>> start PROVIDED RECORDS
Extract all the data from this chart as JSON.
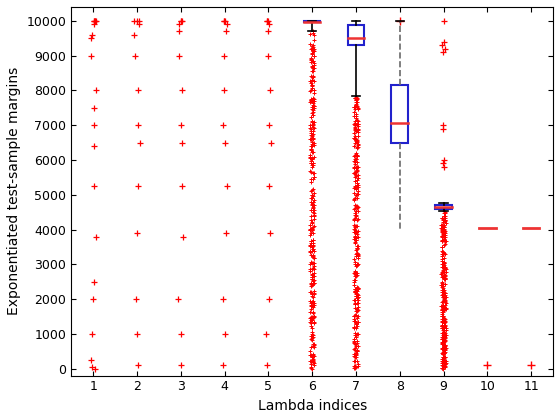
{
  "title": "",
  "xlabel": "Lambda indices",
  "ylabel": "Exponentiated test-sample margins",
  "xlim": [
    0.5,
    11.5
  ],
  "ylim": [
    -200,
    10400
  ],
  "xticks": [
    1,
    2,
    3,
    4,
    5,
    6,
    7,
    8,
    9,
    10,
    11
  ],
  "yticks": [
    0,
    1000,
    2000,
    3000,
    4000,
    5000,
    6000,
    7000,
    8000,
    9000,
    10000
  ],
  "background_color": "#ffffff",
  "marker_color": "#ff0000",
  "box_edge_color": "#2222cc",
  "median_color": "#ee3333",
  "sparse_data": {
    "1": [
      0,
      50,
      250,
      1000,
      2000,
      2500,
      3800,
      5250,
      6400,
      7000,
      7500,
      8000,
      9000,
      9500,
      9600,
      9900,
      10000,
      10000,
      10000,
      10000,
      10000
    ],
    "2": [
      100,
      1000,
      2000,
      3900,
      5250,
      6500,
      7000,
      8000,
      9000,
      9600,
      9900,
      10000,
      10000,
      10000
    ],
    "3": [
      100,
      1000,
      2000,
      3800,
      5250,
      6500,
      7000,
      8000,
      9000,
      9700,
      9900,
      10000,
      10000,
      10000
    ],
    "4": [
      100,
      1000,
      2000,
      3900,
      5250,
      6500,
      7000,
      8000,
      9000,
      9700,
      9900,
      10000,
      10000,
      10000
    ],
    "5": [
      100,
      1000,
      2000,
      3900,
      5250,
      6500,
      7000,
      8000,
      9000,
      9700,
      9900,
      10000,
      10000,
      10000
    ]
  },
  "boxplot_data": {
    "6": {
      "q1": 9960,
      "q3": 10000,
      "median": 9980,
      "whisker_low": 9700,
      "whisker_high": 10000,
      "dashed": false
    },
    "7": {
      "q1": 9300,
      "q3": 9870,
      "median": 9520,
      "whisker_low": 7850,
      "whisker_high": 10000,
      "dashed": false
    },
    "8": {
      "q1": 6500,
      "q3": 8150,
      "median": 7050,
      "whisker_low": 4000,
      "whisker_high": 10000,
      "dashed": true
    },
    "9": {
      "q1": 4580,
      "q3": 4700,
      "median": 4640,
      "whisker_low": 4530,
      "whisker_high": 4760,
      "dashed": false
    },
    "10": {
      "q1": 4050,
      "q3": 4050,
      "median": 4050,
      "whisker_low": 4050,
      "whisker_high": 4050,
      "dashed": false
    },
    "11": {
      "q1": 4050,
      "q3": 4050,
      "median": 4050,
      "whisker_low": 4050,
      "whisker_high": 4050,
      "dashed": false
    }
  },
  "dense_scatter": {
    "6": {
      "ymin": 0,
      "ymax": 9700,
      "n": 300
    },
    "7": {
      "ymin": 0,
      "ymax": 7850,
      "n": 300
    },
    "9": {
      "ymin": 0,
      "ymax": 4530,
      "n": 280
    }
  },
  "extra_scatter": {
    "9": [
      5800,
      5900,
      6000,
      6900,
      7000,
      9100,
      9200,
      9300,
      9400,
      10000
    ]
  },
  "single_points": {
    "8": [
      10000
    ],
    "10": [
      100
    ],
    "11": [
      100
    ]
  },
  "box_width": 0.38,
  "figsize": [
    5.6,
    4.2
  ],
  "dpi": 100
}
>> end PROVIDED RECORDS
>> start PROVIDED RECORDS
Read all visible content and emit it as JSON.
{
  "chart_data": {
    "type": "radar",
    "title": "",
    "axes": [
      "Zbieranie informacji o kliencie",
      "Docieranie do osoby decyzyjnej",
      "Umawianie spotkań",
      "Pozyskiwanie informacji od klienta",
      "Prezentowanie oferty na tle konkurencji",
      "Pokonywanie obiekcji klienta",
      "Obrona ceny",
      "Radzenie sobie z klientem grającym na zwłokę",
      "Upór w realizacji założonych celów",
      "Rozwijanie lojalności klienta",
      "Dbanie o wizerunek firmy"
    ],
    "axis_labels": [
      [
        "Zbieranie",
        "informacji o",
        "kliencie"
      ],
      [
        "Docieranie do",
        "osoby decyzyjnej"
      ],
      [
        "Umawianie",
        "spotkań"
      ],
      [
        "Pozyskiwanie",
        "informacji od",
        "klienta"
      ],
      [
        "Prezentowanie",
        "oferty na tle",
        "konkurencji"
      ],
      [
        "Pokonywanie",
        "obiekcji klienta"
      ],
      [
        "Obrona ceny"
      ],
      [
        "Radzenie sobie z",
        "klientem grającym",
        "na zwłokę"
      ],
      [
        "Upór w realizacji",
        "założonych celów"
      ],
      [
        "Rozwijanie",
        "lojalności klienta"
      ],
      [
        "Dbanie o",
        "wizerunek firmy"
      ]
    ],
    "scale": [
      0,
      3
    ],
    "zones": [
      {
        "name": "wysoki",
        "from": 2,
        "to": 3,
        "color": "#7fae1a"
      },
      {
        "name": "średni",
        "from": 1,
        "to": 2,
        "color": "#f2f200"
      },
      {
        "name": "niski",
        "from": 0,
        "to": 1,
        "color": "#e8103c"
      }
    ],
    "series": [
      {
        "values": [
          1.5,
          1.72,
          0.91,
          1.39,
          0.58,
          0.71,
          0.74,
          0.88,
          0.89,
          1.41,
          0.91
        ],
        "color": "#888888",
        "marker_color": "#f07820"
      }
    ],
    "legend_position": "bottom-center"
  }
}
>> end PROVIDED RECORDS
▸ **WHAT THE EXERCISE ASKS**
Filter the data for the string "założonych" and copy every line that has it.

▸ **TASK RESULT**
      "Upór w realizacji założonych celów",
        "założonych celów"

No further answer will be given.